## Stated problem
Give all the lines below again, exactly, with no pictures.

## Raw records

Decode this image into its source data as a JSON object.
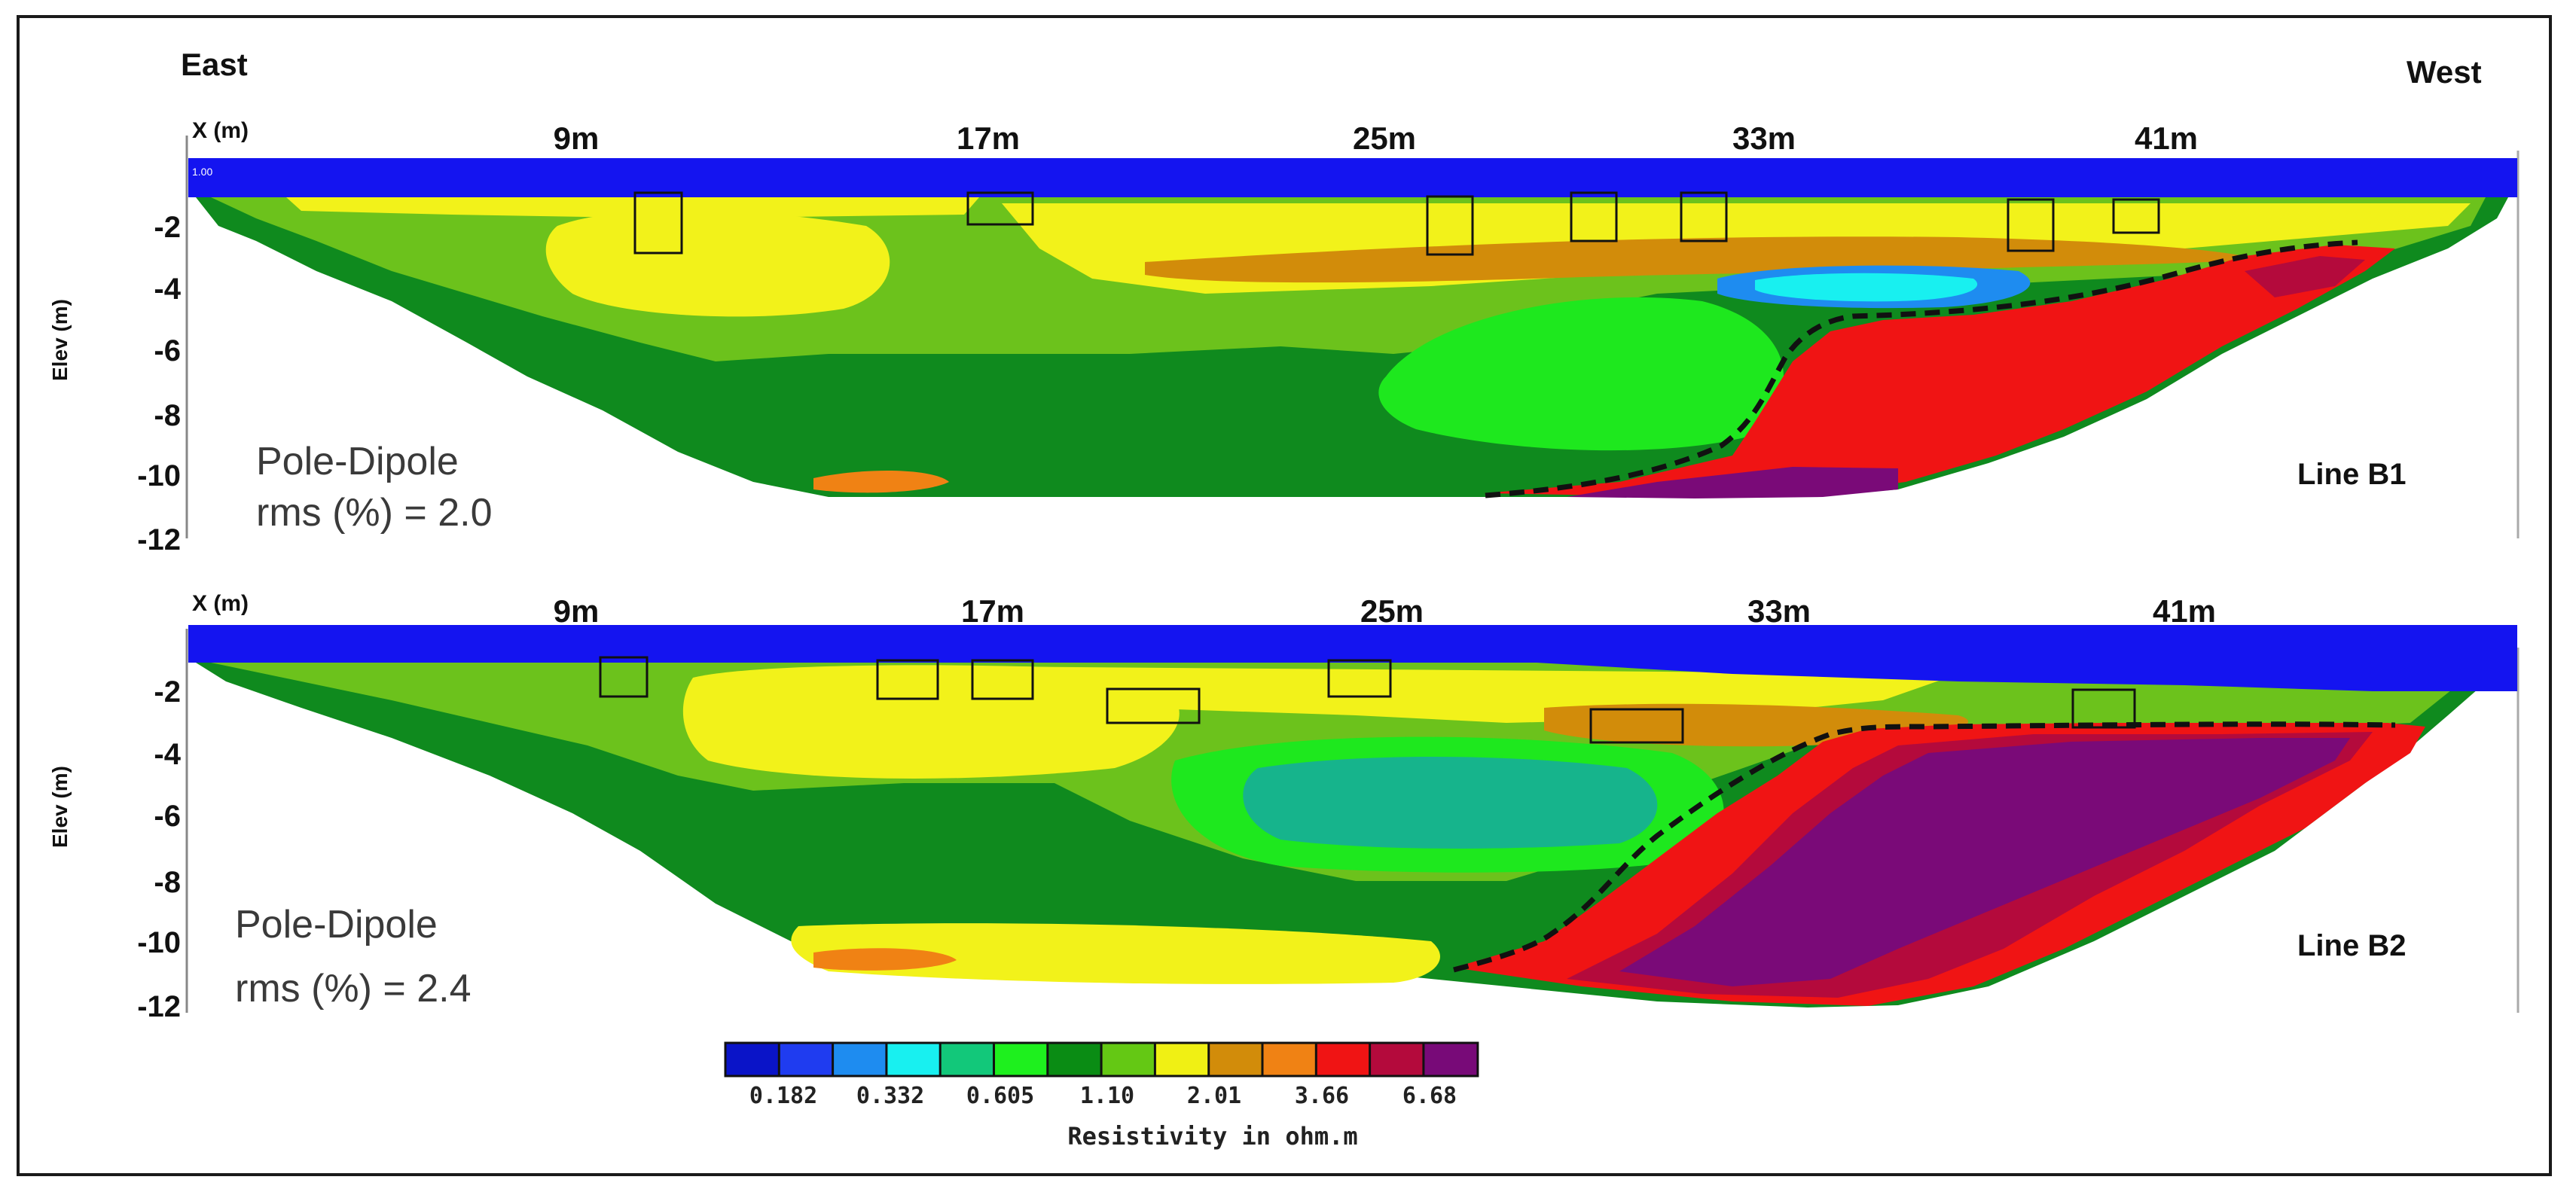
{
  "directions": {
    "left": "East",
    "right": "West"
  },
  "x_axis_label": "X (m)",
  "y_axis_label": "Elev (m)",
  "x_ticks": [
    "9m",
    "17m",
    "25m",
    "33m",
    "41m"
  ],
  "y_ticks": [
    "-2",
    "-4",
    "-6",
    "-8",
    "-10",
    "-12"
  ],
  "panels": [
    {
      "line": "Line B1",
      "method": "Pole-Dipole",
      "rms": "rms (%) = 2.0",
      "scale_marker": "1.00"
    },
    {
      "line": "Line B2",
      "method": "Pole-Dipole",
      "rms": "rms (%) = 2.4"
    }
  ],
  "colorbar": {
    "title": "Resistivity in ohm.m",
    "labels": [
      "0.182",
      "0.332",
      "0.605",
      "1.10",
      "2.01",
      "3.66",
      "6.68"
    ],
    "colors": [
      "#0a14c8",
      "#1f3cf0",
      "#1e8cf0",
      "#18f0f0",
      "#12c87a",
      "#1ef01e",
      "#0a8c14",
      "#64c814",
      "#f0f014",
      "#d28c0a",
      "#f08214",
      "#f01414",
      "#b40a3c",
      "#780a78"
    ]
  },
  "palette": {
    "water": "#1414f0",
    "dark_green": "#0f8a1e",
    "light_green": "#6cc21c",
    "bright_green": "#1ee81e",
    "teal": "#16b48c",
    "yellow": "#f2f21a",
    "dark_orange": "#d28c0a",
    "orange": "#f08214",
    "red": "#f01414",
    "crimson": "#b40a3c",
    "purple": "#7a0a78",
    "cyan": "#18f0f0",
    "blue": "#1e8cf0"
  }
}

## The output
Decode this image into its source data as a JSON object.
{
  "directions": {
    "left": "East",
    "right": "West"
  },
  "x_axis_label": "X (m)",
  "y_axis_label": "Elev (m)",
  "x_ticks": [
    "9m",
    "17m",
    "25m",
    "33m",
    "41m"
  ],
  "y_ticks": [
    "-2",
    "-4",
    "-6",
    "-8",
    "-10",
    "-12"
  ],
  "panels": [
    {
      "line": "Line B1",
      "method": "Pole-Dipole",
      "rms": "rms (%) = 2.0",
      "scale_marker": "1.00"
    },
    {
      "line": "Line B2",
      "method": "Pole-Dipole",
      "rms": "rms (%) = 2.4"
    }
  ],
  "colorbar": {
    "title": "Resistivity in ohm.m",
    "labels": [
      "0.182",
      "0.332",
      "0.605",
      "1.10",
      "2.01",
      "3.66",
      "6.68"
    ],
    "colors": [
      "#0a14c8",
      "#1f3cf0",
      "#1e8cf0",
      "#18f0f0",
      "#12c87a",
      "#1ef01e",
      "#0a8c14",
      "#64c814",
      "#f0f014",
      "#d28c0a",
      "#f08214",
      "#f01414",
      "#b40a3c",
      "#780a78"
    ]
  },
  "palette": {
    "water": "#1414f0",
    "dark_green": "#0f8a1e",
    "light_green": "#6cc21c",
    "bright_green": "#1ee81e",
    "teal": "#16b48c",
    "yellow": "#f2f21a",
    "dark_orange": "#d28c0a",
    "orange": "#f08214",
    "red": "#f01414",
    "crimson": "#b40a3c",
    "purple": "#7a0a78",
    "cyan": "#18f0f0",
    "blue": "#1e8cf0"
  }
}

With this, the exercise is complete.